▸ DIRECTIVE:
Look for the string "نکلے" in the lines and copy each line that has it.

============

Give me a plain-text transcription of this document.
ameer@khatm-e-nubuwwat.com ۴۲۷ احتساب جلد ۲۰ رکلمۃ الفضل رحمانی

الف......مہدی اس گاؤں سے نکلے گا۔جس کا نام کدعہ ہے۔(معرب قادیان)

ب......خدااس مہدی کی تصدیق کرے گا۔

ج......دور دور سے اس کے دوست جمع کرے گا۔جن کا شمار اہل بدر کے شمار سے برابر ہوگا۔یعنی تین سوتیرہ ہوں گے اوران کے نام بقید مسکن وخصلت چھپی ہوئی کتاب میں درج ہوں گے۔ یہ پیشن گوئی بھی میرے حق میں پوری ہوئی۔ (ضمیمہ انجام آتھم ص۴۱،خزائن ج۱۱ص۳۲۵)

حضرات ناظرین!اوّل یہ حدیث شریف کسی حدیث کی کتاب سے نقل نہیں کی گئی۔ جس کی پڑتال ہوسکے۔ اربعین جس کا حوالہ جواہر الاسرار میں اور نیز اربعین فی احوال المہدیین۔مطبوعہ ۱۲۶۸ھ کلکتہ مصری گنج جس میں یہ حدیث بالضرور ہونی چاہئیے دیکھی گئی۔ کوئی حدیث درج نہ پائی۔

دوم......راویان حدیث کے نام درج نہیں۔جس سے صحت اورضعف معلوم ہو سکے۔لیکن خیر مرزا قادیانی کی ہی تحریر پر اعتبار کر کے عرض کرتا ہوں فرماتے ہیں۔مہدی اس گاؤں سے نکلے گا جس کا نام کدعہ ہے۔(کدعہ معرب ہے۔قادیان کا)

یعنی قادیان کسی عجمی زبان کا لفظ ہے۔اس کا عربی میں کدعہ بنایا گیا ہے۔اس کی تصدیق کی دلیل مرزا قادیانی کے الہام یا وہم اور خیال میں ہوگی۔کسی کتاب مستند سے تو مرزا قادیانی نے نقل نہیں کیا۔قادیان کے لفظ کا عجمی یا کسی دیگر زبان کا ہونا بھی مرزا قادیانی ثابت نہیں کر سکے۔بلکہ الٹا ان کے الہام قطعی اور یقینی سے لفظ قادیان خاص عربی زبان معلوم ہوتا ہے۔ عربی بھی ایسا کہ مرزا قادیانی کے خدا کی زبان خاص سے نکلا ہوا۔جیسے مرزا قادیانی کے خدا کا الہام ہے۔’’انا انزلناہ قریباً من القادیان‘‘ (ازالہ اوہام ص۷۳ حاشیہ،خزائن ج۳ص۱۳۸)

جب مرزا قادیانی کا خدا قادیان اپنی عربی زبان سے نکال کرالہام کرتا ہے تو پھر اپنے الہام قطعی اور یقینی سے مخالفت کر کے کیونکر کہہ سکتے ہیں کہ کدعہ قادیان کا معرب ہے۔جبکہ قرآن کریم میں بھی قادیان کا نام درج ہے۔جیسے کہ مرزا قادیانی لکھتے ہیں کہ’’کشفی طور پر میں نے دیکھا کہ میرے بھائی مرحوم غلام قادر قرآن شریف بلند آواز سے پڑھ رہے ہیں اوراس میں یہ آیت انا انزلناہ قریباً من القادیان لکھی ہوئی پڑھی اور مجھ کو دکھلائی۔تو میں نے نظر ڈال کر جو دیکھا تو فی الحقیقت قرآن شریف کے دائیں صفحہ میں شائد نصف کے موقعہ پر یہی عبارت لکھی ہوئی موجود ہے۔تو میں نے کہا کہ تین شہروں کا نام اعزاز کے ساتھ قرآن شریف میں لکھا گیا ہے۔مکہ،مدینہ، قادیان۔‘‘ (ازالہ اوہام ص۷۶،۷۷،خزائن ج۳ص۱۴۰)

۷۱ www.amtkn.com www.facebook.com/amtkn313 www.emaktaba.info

============

▸ FULL ANSWER:
الف......مہدی اس گاؤں سے نکلے گا۔جس کا نام کدعہ ہے۔(معرب قادیان)
دوم......راویان حدیث کے نام درج نہیں۔جس سے صحت اورضعف معلوم ہو سکے۔لیکن خیر مرزا قادیانی کی ہی تحریر پر اعتبار کر کے عرض کرتا ہوں فرماتے ہیں۔مہدی اس گاؤں سے نکلے گا جس کا نام کدعہ ہے۔(کدعہ معرب ہے۔قادیان کا)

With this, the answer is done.